(SOURCE PASSAGE)
Six predictors were considered appropriate for MLR. White’s test revealed p-values greater than 0.15 for all models. Elevation, smoking and high school+ revealed statistically significant (p <0.05) predictive strength values for p > t with smoking exhibiting the most statistically significant p-value (p <0.0001; Table 2). Among these three predictors, smoking exhibited the strongest standardized estimate (0.411) followed by elevation (−0.312) and high school+ (−0.310; Table 2).
TABLE 2.
Predictor | Coefficient | p-value for coefficient |
---|---|---|
Smoking | 0.411 | <0.0001 |
Elevation | −0.313 | 0.0004 |
High school+ | −0.310 | 0.0002 |
Health perception | 0.215 | 0.0970 |
Physical activity | −0.194 | 0.0946 |
Obesity | 0.161 | 0.1360 |
Bold = three strongest predictors evidenced by comparatively larger standard estimate and statistically significant p-values.
DISCUSSION
Interpretation of the MLR standardized estimates (UCLA, 2009) for elevation, where the standardized estimate is a negative value (= −0.313), a one standard deviation (of 1821 feet) increase in mean jurisdiction elevation could theoretically lead to a 0.313 standard deviation decrease in cancer mortality. A one standard deviation for cancer mortality = 8.47. Thus, we have the formula 8.47_ 0.313 = 2.65, which theoretically means 2.65 fewer deaths per 100,000 persons for every 1821 feet increase in mean jurisdiction elevation. For smoking, where the standard estimate is a positive value (= 0.411), a one standard deviation increase in smoking (= 3.30% more smokers in the population) could theoretically lead to a 0.411 standard deviation increase in cancer mortality. Thus, we have the formula 0.411_ 8.47 = 3.48 which theoretically means 3.48 more deaths per 100,000 persons for every 3.30% increase in smokers in the population. Of course prediction, as is the case in any statistical analysis, demonstrates neither causation nor certainty.
The possible link between cancer mortality and land elevation is consistent with the finding of Jagger (1998) who observed that cancer mortality was 1.26 times greater in low elevation Gulf states of Louisiana, Mississippi, and Alabama) compared to Rocky Mountain states (Idaho, Colorado, and New Mexico). In high NBR areas in China cancer mortality was also lower compared to lower NBR areas (Tao et al. 2000). On the other hand, a small increased risk of cancer has been found for nuclear workers exposed to low levels of radiation (Cardis et al. 2005). Clearly, the topic of low level radiation effects are not well understood (Hendry et al. 2009). In addition, since this is an ecological study, causal inferences cannot be made (Grimes and Schulz, 2002) though the establishment of a cause-and-effect relationship is a difficult task (Hill, 1965). Still, ecological studies can be the beginning of more rigorous research that seeks to determine cause-and-effect relationships (Grimes and Schulz, 2002). Other limitations to the study include: a) we make the assumption that population mobility has a negligible effect on the lag time between NBR exposure and cancer mortality; b) there is one year of cancer mortality (2002 in 2002–2006) that precedes the predictor year; and c) there may be other factors related to decreased mortality at high altitudes, such as the possible mechanism triggered by lower concentrations of oxygen. Weinberg (1987) for example theorizes that diminished oxygen at higher elevations may provide a protective effect in regard to cancer (and cardiovascular disease).
(End SOURCE PASSAGE)
(PROVIDED RECORDS)
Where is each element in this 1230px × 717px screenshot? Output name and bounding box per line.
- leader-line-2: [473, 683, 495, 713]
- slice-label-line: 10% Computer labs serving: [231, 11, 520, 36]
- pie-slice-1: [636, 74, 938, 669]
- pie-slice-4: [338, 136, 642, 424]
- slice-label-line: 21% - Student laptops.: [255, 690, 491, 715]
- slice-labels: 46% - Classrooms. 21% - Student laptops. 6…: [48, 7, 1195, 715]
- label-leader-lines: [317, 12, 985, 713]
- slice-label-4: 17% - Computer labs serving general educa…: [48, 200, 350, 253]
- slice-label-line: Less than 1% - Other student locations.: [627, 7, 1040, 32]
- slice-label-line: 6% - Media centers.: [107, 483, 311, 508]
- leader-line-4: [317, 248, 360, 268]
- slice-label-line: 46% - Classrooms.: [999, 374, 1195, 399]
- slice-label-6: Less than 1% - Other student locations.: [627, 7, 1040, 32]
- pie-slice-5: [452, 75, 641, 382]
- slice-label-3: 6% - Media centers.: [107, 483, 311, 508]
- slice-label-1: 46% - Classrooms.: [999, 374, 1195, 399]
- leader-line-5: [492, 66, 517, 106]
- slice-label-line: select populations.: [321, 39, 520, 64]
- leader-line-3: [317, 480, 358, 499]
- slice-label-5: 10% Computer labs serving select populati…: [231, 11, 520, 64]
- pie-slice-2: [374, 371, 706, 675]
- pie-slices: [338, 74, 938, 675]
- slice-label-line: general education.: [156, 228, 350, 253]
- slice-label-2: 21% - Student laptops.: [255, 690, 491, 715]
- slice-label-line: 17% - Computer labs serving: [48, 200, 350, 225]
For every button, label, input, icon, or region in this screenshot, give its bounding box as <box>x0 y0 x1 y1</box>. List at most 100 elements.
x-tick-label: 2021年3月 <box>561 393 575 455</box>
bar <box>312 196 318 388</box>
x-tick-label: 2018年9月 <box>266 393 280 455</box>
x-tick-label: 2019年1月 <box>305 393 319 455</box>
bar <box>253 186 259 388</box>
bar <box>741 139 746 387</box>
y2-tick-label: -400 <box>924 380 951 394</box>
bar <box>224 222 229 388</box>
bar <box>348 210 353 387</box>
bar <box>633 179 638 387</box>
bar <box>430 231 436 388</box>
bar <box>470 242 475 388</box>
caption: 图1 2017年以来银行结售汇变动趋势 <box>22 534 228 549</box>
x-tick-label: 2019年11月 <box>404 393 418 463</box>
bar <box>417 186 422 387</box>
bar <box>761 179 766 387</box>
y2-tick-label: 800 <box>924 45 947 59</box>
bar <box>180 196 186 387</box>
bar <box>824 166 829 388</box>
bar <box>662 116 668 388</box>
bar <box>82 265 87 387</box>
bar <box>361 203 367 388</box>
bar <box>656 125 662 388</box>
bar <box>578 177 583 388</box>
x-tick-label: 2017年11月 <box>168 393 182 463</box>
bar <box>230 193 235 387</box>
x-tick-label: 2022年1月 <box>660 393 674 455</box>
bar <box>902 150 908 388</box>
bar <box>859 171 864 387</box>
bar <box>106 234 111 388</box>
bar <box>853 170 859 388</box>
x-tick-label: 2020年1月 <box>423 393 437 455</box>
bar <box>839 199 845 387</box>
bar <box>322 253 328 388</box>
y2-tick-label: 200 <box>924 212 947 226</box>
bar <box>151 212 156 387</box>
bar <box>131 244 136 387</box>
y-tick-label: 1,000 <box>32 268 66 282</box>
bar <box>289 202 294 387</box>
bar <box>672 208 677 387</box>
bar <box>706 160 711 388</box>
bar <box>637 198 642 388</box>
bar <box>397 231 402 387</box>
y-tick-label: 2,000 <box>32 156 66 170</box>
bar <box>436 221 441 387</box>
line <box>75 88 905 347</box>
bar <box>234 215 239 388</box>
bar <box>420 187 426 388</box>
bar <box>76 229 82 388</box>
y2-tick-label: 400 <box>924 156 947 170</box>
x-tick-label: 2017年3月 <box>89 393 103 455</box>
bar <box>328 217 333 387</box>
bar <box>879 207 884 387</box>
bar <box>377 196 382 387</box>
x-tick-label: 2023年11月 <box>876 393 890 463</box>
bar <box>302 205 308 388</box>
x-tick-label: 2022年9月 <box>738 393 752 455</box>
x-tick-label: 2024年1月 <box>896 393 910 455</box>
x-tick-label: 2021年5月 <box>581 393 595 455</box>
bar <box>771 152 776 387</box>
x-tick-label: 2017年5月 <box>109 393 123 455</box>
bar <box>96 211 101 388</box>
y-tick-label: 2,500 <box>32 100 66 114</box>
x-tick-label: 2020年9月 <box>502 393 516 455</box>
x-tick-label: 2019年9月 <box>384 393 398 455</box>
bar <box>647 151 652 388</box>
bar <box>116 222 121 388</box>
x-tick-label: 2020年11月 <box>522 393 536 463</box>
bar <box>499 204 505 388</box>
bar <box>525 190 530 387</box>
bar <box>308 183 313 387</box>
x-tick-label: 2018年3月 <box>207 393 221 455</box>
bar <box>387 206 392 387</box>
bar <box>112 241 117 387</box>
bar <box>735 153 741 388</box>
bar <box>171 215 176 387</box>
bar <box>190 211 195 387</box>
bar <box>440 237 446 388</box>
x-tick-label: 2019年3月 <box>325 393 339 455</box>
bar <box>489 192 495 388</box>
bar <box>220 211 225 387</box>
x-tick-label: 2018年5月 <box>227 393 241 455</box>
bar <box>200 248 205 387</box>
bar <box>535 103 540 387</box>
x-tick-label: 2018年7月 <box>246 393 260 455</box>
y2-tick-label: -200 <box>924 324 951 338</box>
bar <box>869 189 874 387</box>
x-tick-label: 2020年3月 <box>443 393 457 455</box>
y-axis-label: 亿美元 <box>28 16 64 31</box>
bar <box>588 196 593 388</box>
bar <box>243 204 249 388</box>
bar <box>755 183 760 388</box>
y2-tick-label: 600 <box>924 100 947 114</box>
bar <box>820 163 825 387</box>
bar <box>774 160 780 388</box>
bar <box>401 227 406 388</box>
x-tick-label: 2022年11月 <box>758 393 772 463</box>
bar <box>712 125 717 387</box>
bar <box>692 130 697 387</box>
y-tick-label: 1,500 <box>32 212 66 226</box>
(End PROVIDED RECORDS)
# TASK ITEM
In the source passage on cancer mortality predictors, why can the study not support causal inferences, and what value does the passage say such studies still have?

# RESULT
Causal inferences cannot be made because it is an ecological study. Such studies can still be the beginning of more rigorous research that seeks to determine cause-and-effect relationships.